(Set problem):
Could you copy the items below verbatim, from the first line through the line containing "legend-line-sample: [424, 457, 469, 460]", including that line?

(Entries):
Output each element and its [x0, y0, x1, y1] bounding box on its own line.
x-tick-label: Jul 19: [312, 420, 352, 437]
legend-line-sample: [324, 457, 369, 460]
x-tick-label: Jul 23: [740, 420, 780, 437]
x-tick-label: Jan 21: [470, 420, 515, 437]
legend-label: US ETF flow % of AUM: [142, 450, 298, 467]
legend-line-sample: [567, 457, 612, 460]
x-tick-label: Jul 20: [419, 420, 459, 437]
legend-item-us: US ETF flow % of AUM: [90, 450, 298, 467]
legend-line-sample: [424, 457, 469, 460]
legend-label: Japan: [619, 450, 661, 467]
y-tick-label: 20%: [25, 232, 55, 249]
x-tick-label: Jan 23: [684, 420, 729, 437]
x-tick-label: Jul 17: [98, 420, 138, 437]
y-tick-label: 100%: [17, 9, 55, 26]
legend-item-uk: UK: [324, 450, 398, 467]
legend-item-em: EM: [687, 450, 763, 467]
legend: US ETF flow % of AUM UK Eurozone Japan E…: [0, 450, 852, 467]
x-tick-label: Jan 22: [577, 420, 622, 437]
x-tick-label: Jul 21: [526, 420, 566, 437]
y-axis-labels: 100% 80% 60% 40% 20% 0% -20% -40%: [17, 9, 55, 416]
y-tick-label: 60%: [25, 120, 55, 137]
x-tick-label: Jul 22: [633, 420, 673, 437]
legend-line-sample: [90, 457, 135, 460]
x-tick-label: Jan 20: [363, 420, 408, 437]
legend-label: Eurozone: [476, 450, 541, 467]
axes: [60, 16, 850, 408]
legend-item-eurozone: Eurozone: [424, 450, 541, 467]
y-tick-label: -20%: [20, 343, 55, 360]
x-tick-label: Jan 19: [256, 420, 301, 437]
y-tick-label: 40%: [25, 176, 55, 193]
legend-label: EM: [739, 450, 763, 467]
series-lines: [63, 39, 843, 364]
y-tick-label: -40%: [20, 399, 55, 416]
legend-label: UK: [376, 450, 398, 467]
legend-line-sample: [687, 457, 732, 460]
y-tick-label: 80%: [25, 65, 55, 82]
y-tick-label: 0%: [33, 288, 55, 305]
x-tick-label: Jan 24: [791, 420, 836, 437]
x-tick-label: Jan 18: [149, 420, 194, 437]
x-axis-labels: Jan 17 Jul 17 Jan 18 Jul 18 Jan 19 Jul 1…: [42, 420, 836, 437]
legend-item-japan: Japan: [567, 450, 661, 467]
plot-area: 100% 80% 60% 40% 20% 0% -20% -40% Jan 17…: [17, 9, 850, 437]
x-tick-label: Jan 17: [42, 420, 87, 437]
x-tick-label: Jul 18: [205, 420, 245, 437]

(Correct answer):
Output each element and its [x0, y0, x1, y1] bounding box on its own line.
x-tick-label: Jul 19: [312, 420, 352, 437]
legend-line-sample: [324, 457, 369, 460]
x-tick-label: Jul 23: [740, 420, 780, 437]
x-tick-label: Jan 21: [470, 420, 515, 437]
legend-label: US ETF flow % of AUM: [142, 450, 298, 467]
legend-line-sample: [567, 457, 612, 460]
x-tick-label: Jul 20: [419, 420, 459, 437]
legend-item-us: US ETF flow % of AUM: [90, 450, 298, 467]
legend-line-sample: [424, 457, 469, 460]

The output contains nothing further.